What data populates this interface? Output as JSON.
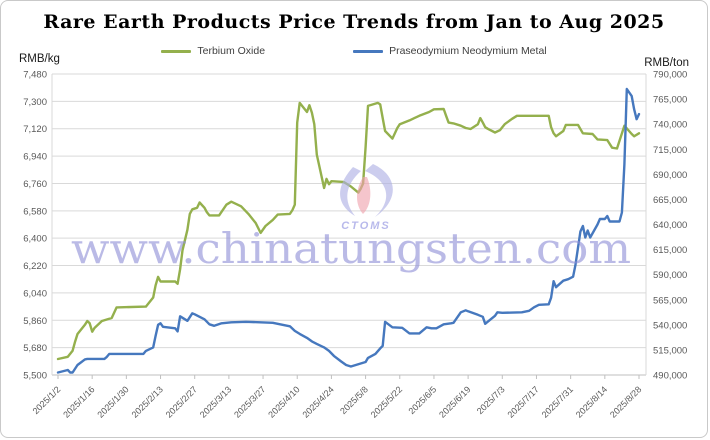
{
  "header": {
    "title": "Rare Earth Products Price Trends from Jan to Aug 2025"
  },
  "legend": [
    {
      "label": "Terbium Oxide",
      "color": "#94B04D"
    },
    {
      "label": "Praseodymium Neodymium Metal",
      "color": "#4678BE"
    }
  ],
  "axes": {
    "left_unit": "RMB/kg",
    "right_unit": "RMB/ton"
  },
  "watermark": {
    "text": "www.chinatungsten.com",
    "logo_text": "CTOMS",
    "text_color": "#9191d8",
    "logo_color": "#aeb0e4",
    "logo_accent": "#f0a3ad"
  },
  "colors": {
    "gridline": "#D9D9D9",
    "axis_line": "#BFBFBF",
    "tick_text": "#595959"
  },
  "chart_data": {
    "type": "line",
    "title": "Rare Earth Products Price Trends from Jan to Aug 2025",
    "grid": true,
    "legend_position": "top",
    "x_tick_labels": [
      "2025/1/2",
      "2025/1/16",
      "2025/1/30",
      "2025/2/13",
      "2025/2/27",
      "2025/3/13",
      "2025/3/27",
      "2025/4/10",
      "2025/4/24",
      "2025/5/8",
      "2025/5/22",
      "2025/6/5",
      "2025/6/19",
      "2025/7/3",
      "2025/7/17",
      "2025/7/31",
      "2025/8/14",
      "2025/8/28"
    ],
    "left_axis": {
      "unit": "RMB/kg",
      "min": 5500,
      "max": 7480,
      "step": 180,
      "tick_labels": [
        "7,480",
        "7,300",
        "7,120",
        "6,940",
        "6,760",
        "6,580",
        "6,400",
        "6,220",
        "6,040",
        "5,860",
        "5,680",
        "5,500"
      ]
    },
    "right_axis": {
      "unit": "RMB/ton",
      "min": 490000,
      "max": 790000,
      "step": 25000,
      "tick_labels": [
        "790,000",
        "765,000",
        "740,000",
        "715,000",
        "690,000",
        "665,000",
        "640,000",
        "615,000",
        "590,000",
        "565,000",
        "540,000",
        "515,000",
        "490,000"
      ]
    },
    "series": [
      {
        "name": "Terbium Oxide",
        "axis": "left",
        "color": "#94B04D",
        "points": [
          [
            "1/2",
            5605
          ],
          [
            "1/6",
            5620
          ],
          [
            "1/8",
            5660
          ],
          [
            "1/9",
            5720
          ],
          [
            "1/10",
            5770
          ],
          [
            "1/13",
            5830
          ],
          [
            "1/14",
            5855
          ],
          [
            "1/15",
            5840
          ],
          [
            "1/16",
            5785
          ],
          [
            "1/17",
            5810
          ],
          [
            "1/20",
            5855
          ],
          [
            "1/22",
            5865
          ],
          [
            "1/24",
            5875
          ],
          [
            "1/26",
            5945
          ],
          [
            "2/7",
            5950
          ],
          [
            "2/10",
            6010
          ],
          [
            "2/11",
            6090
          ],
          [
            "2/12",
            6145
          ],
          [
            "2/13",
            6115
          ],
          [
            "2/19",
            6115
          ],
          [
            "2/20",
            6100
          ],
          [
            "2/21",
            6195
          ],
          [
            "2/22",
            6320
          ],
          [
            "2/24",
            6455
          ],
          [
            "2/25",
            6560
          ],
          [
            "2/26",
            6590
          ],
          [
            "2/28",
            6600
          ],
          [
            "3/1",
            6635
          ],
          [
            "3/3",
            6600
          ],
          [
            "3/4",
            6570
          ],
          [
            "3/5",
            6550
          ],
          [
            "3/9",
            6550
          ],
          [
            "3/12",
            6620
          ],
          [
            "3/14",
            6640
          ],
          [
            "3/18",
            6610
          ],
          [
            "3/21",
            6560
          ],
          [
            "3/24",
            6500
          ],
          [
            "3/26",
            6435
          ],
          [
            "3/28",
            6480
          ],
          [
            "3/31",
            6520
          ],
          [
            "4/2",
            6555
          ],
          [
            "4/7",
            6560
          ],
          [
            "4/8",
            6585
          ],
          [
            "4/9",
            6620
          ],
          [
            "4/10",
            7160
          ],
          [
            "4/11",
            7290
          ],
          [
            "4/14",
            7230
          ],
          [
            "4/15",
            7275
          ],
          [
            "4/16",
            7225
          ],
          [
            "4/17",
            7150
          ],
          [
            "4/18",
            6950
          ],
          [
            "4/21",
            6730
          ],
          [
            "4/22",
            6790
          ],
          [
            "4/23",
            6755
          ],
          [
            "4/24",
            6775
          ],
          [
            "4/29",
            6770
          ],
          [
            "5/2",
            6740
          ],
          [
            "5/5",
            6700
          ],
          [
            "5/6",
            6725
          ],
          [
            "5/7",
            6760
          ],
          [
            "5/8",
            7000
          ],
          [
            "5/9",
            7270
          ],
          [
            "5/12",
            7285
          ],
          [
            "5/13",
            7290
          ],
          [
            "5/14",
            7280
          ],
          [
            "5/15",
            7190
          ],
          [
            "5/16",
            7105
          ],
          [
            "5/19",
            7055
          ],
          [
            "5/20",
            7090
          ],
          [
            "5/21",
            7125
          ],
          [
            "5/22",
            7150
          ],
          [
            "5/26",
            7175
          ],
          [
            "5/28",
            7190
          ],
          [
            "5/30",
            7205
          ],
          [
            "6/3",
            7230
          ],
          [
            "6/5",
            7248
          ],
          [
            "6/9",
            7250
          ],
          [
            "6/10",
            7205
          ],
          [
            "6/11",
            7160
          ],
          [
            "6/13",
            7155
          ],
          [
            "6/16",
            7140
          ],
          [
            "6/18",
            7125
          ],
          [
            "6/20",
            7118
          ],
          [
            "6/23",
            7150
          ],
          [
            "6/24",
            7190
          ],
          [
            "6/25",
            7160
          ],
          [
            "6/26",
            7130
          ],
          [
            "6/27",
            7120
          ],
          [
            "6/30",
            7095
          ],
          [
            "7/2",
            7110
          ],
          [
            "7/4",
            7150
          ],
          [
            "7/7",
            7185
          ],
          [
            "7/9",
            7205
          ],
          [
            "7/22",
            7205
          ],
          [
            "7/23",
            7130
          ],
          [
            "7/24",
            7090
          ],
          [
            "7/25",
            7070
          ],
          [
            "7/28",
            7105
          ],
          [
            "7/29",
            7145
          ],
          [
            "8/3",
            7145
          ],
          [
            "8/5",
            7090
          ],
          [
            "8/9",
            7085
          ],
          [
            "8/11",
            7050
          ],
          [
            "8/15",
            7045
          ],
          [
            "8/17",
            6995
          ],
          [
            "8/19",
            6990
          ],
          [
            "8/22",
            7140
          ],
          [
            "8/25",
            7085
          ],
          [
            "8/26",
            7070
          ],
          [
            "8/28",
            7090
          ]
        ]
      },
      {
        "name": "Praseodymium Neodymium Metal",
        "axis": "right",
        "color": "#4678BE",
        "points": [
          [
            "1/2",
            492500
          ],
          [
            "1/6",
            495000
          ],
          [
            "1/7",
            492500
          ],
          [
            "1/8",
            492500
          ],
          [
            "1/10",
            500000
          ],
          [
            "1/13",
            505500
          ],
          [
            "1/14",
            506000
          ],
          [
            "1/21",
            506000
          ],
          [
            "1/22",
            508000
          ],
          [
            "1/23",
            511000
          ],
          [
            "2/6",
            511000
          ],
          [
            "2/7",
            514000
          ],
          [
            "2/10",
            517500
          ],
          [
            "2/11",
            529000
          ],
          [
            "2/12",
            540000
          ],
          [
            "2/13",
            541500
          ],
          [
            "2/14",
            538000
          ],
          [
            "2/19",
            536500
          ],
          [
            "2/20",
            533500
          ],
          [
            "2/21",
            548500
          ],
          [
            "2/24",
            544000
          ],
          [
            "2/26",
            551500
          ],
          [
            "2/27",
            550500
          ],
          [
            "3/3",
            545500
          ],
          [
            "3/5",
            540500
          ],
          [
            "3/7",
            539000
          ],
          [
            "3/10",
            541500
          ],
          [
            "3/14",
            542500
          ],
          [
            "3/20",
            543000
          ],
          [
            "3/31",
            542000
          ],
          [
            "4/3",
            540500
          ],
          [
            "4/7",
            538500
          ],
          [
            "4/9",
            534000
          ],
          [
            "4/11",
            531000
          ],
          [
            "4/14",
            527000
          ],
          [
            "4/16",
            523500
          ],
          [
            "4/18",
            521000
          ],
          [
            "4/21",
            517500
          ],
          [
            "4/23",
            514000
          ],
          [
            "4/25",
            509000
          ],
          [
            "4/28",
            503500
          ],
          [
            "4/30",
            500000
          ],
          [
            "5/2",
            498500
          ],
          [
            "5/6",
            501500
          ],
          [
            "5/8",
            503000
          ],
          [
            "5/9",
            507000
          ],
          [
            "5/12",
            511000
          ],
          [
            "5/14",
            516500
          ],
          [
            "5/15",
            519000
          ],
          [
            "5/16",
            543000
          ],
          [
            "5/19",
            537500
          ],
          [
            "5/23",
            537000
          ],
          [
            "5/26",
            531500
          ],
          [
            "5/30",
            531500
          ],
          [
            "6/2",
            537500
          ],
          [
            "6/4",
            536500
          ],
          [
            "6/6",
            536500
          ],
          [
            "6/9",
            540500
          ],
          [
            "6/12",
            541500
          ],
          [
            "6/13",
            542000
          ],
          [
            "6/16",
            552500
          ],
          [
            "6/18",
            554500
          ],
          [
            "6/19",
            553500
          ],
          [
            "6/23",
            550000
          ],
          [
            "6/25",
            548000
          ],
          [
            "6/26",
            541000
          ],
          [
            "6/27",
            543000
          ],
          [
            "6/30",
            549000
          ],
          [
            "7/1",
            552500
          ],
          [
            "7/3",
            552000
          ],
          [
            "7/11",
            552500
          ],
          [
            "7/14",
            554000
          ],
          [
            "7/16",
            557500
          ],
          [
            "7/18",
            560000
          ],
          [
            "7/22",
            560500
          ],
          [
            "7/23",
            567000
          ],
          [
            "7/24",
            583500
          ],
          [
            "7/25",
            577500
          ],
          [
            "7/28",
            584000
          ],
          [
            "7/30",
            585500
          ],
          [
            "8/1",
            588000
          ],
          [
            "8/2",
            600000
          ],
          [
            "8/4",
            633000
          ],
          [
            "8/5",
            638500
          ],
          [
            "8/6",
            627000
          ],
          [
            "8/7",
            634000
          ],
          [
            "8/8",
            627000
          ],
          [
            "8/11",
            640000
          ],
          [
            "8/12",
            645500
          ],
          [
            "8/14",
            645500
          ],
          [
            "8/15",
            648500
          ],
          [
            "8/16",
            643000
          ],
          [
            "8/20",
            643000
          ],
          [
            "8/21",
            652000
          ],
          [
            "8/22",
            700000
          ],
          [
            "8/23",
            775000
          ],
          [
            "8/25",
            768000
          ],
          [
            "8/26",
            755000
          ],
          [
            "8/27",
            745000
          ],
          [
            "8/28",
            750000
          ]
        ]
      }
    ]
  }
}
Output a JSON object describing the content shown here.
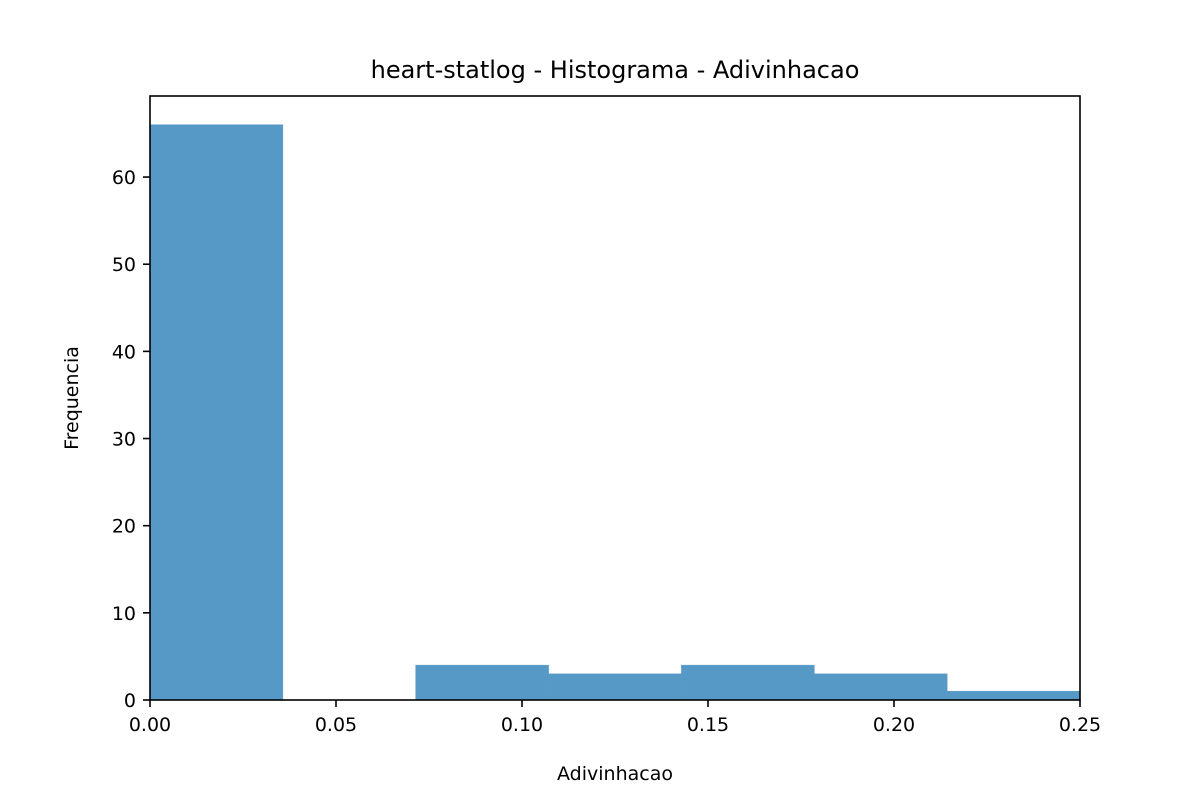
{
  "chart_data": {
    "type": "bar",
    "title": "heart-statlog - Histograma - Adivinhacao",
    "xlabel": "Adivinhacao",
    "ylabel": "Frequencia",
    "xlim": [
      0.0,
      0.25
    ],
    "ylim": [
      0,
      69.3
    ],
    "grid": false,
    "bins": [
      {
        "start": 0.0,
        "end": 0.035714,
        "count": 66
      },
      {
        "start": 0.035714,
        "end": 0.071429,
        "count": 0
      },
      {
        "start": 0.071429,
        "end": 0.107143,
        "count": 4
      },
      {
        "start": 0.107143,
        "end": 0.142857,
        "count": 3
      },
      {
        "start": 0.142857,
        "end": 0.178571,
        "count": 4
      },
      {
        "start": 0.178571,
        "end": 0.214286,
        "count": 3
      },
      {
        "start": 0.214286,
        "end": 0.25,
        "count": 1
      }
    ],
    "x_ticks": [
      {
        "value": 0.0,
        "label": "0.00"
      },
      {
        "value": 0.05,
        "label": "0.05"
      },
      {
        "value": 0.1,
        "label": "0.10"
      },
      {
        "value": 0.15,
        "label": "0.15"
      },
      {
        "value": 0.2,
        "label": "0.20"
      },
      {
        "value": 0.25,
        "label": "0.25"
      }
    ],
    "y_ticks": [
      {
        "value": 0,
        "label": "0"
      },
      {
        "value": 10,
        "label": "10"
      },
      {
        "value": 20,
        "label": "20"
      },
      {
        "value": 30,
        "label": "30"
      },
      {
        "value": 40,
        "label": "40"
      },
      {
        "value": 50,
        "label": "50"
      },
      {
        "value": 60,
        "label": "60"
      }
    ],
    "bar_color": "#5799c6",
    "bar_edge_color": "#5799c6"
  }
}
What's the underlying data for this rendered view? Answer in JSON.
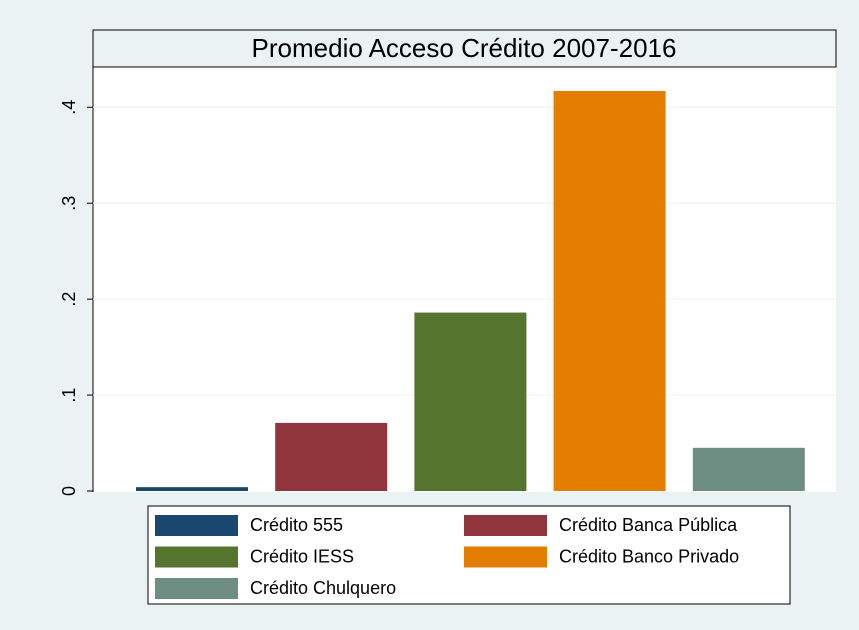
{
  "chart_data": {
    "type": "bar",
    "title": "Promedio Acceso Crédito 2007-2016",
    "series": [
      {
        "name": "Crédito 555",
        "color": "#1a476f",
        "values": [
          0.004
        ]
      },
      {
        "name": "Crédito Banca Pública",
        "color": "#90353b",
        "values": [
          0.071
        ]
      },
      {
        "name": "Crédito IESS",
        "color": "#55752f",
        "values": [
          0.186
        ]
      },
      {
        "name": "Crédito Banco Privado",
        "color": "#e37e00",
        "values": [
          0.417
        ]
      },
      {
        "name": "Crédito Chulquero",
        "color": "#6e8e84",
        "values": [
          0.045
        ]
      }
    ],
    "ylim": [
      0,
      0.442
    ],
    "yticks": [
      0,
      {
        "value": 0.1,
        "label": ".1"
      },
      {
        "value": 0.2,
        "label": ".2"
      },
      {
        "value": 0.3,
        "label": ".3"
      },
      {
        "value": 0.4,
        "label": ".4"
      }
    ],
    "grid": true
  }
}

--------------------------------------------------

### EXERCISE REQUIREMENTS
Pick out each line that holds the string "Products".

### SOLUTION FOR THIS PROBLEM
    "title": "Rare Earth Products Price Trends from Jan to Aug 2025"
    "title": "Rare Earth Products Price Trends from Jan to Aug 2025",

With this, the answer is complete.